> **Data entries**:
--- start ---

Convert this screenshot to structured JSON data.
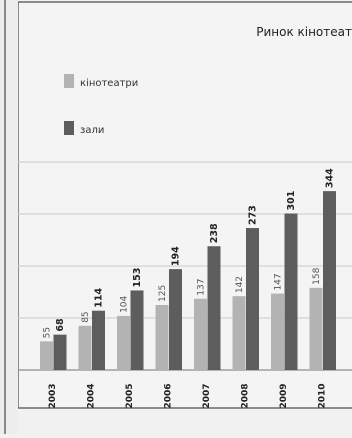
{
  "chart_data": {
    "type": "bar",
    "title": "Ринок кінотеат",
    "categories": [
      "2003",
      "2004",
      "2005",
      "2006",
      "2007",
      "2008",
      "2009",
      "2010"
    ],
    "series": [
      {
        "name": "кінотеатри",
        "values": [
          55,
          85,
          104,
          125,
          137,
          142,
          147,
          158
        ],
        "color": "#b3b3b3"
      },
      {
        "name": "зали",
        "values": [
          68,
          114,
          153,
          194,
          238,
          273,
          301,
          344
        ],
        "color": "#5d5d5d"
      }
    ],
    "ylim": [
      0,
      400
    ],
    "grid": true,
    "legend": "top-left"
  }
}
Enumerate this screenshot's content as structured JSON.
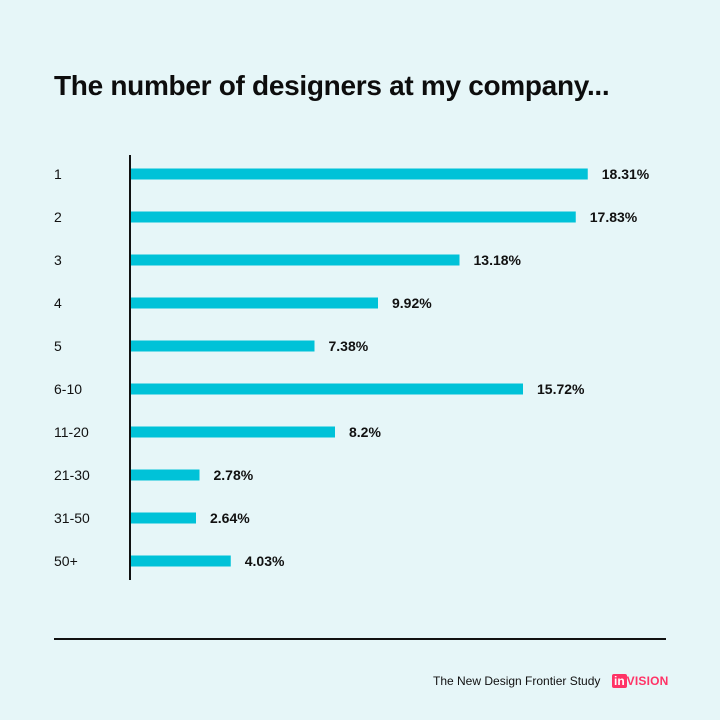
{
  "page": {
    "background": "#e6f6f8",
    "title": "The number of designers at my company...",
    "footer_text": "The New Design Frontier Study",
    "logo": {
      "mark": "in",
      "word": "VISION",
      "color": "#ff3366"
    }
  },
  "chart_data": {
    "type": "bar",
    "orientation": "horizontal",
    "title": "The number of designers at my company...",
    "categories": [
      "1",
      "2",
      "3",
      "4",
      "5",
      "6-10",
      "11-20",
      "21-30",
      "31-50",
      "50+"
    ],
    "values": [
      18.31,
      17.83,
      13.18,
      9.92,
      7.38,
      15.72,
      8.2,
      2.78,
      2.64,
      4.03
    ],
    "value_labels": [
      "18.31%",
      "17.83%",
      "13.18%",
      "9.92%",
      "7.38%",
      "15.72%",
      "8.2%",
      "2.78%",
      "2.64%",
      "4.03%"
    ],
    "unit": "%",
    "bar_color": "#00c2d8",
    "axis_color": "#111111",
    "grid": false,
    "legend": "none"
  }
}
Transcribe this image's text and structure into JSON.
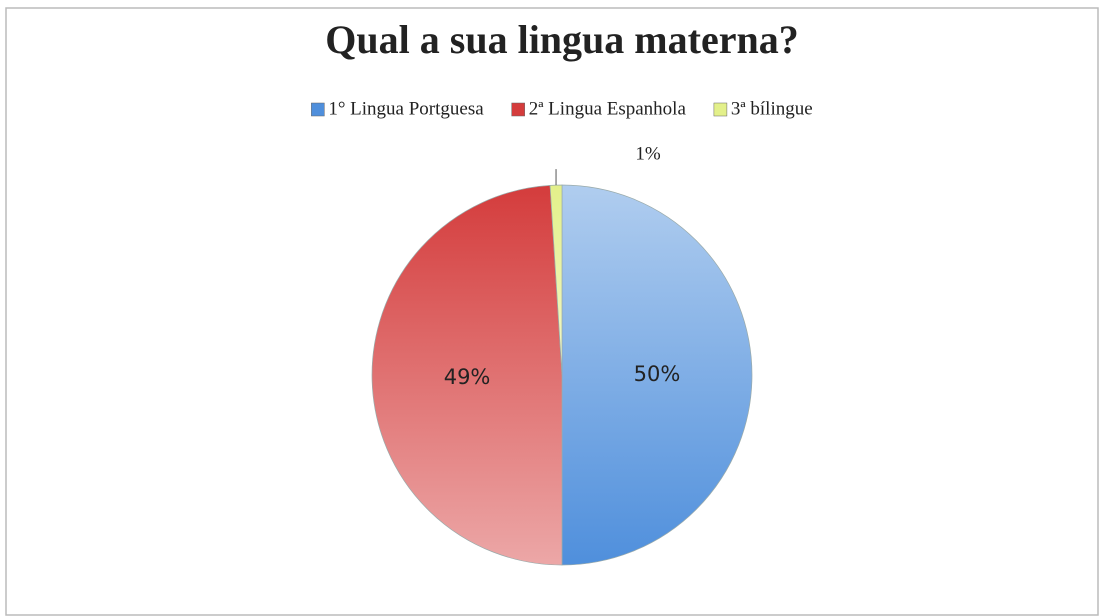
{
  "chart_data": {
    "type": "pie",
    "title": "Qual a sua lingua materna?",
    "categories": [
      "1° Lingua Portguesa",
      "2ª Lingua Espanhola",
      "3ª bílingue"
    ],
    "values": [
      50,
      49,
      1
    ],
    "value_labels": [
      "50%",
      "49%",
      "1%"
    ],
    "colors": [
      "#4f8fdc",
      "#d43c3c",
      "#e3f08a"
    ],
    "legend": "top"
  }
}
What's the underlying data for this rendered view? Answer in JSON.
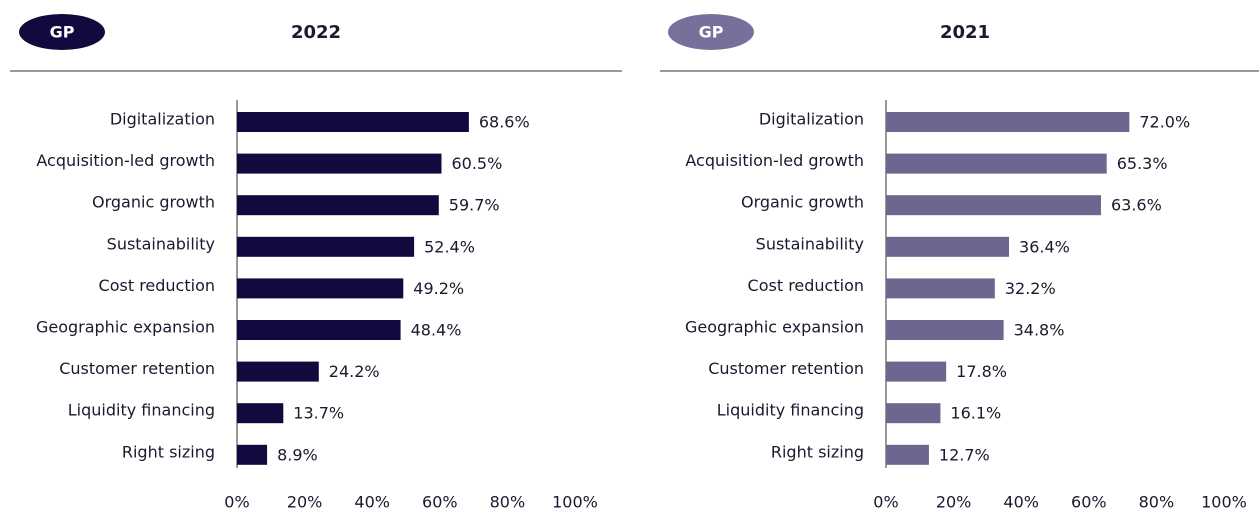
{
  "chart_data": [
    {
      "type": "bar",
      "orientation": "horizontal",
      "badge": "GP",
      "badge_color": "#100a3f",
      "title": "2022",
      "color": "#100a3f",
      "categories": [
        "Digitalization",
        "Acquisition-led growth",
        "Organic growth",
        "Sustainability",
        "Cost reduction",
        "Geographic expansion",
        "Customer retention",
        "Liquidity financing",
        "Right sizing"
      ],
      "values": [
        68.6,
        60.5,
        59.7,
        52.4,
        49.2,
        48.4,
        24.2,
        13.7,
        8.9
      ],
      "value_labels": [
        "68.6%",
        "60.5%",
        "59.7%",
        "52.4%",
        "49.2%",
        "48.4%",
        "24.2%",
        "13.7%",
        "8.9%"
      ],
      "xlim": [
        0,
        100
      ],
      "xticks": [
        {
          "value": 0,
          "label": "0%"
        },
        {
          "value": 20,
          "label": "20%"
        },
        {
          "value": 40,
          "label": "40%"
        },
        {
          "value": 60,
          "label": "60%"
        },
        {
          "value": 80,
          "label": "80%"
        },
        {
          "value": 100,
          "label": "100%"
        }
      ]
    },
    {
      "type": "bar",
      "orientation": "horizontal",
      "badge": "GP",
      "badge_color": "#77709b",
      "title": "2021",
      "color": "#6f6690",
      "categories": [
        "Digitalization",
        "Acquisition-led growth",
        "Organic growth",
        "Sustainability",
        "Cost reduction",
        "Geographic expansion",
        "Customer retention",
        "Liquidity financing",
        "Right sizing"
      ],
      "values": [
        72.0,
        65.3,
        63.6,
        36.4,
        32.2,
        34.8,
        17.8,
        16.1,
        12.7
      ],
      "value_labels": [
        "72.0%",
        "65.3%",
        "63.6%",
        "36.4%",
        "32.2%",
        "34.8%",
        "17.8%",
        "16.1%",
        "12.7%"
      ],
      "xlim": [
        0,
        100
      ],
      "xticks": [
        {
          "value": 0,
          "label": "0%"
        },
        {
          "value": 20,
          "label": "20%"
        },
        {
          "value": 40,
          "label": "40%"
        },
        {
          "value": 60,
          "label": "60%"
        },
        {
          "value": 80,
          "label": "80%"
        },
        {
          "value": 100,
          "label": "100%"
        }
      ]
    }
  ]
}
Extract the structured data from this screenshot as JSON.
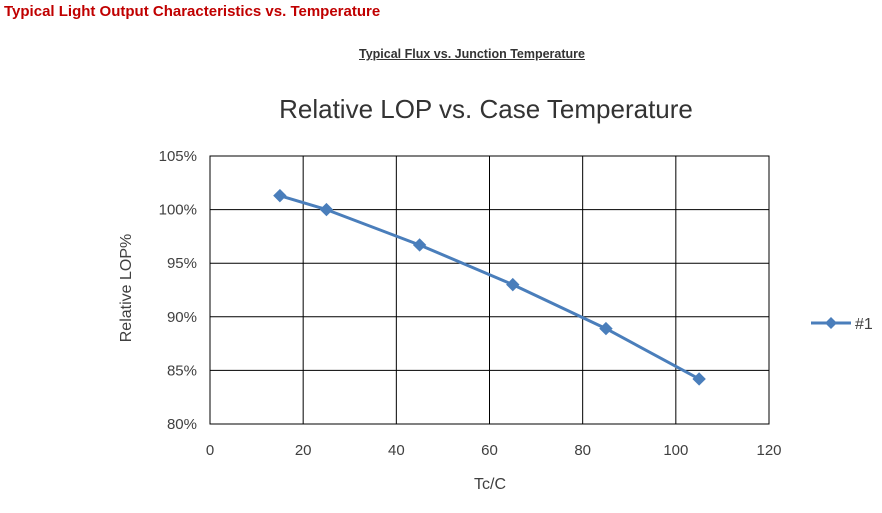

--- end ---

> **Given request**: Print out the material word for word, omitting the pictures.

> **Worked answer**:
Convert this screenshot to structured JSON data.
{
  "chart_data": {
    "type": "bar",
    "title": "Ринок кінотеат",
    "categories": [
      "2003",
      "2004",
      "2005",
      "2006",
      "2007",
      "2008",
      "2009",
      "2010"
    ],
    "series": [
      {
        "name": "кінотеатри",
        "values": [
          55,
          85,
          104,
          125,
          137,
          142,
          147,
          158
        ],
        "color": "#b3b3b3"
      },
      {
        "name": "зали",
        "values": [
          68,
          114,
          153,
          194,
          238,
          273,
          301,
          344
        ],
        "color": "#5d5d5d"
      }
    ],
    "ylim": [
      0,
      400
    ],
    "grid": true,
    "legend": "top-left"
  }
}
Enumerate this screenshot's content as structured JSON.
{
  "page": {
    "background": "#e6f6f8",
    "title": "The number of designers at my company...",
    "footer_text": "The New Design Frontier Study",
    "logo": {
      "mark": "in",
      "word": "VISION",
      "color": "#ff3366"
    }
  },
  "chart_data": {
    "type": "bar",
    "orientation": "horizontal",
    "title": "The number of designers at my company...",
    "categories": [
      "1",
      "2",
      "3",
      "4",
      "5",
      "6-10",
      "11-20",
      "21-30",
      "31-50",
      "50+"
    ],
    "values": [
      18.31,
      17.83,
      13.18,
      9.92,
      7.38,
      15.72,
      8.2,
      2.78,
      2.64,
      4.03
    ],
    "value_labels": [
      "18.31%",
      "17.83%",
      "13.18%",
      "9.92%",
      "7.38%",
      "15.72%",
      "8.2%",
      "2.78%",
      "2.64%",
      "4.03%"
    ],
    "unit": "%",
    "bar_color": "#00c2d8",
    "axis_color": "#111111",
    "grid": false,
    "legend": "none"
  }
}
Transcribe this image's text and structure into JSON.
{
  "chart_data": {
    "type": "pie",
    "title": "Qual a sua lingua materna?",
    "categories": [
      "1° Lingua Portguesa",
      "2ª Lingua Espanhola",
      "3ª bílingue"
    ],
    "values": [
      50,
      49,
      1
    ],
    "value_labels": [
      "50%",
      "49%",
      "1%"
    ],
    "colors": [
      "#4f8fdc",
      "#d43c3c",
      "#e3f08a"
    ],
    "legend": "top"
  }
}
What's the underlying data for this rendered view? Answer in JSON.
{
  "chart_data": [
    {
      "type": "bar",
      "orientation": "horizontal",
      "badge": "GP",
      "badge_color": "#100a3f",
      "title": "2022",
      "color": "#100a3f",
      "categories": [
        "Digitalization",
        "Acquisition-led growth",
        "Organic growth",
        "Sustainability",
        "Cost reduction",
        "Geographic expansion",
        "Customer retention",
        "Liquidity financing",
        "Right sizing"
      ],
      "values": [
        68.6,
        60.5,
        59.7,
        52.4,
        49.2,
        48.4,
        24.2,
        13.7,
        8.9
      ],
      "value_labels": [
        "68.6%",
        "60.5%",
        "59.7%",
        "52.4%",
        "49.2%",
        "48.4%",
        "24.2%",
        "13.7%",
        "8.9%"
      ],
      "xlim": [
        0,
        100
      ],
      "xticks": [
        {
          "value": 0,
          "label": "0%"
        },
        {
          "value": 20,
          "label": "20%"
        },
        {
          "value": 40,
          "label": "40%"
        },
        {
          "value": 60,
          "label": "60%"
        },
        {
          "value": 80,
          "label": "80%"
        },
        {
          "value": 100,
          "label": "100%"
        }
      ]
    },
    {
      "type": "bar",
      "orientation": "horizontal",
      "badge": "GP",
      "badge_color": "#77709b",
      "title": "2021",
      "color": "#6f6690",
      "categories": [
        "Digitalization",
        "Acquisition-led growth",
        "Organic growth",
        "Sustainability",
        "Cost reduction",
        "Geographic expansion",
        "Customer retention",
        "Liquidity financing",
        "Right sizing"
      ],
      "values": [
        72.0,
        65.3,
        63.6,
        36.4,
        32.2,
        34.8,
        17.8,
        16.1,
        12.7
      ],
      "value_labels": [
        "72.0%",
        "65.3%",
        "63.6%",
        "36.4%",
        "32.2%",
        "34.8%",
        "17.8%",
        "16.1%",
        "12.7%"
      ],
      "xlim": [
        0,
        100
      ],
      "xticks": [
        {
          "value": 0,
          "label": "0%"
        },
        {
          "value": 20,
          "label": "20%"
        },
        {
          "value": 40,
          "label": "40%"
        },
        {
          "value": 60,
          "label": "60%"
        },
        {
          "value": 80,
          "label": "80%"
        },
        {
          "value": 100,
          "label": "100%"
        }
      ]
    }
  ]
}
Extract the structured data from this screenshot as JSON.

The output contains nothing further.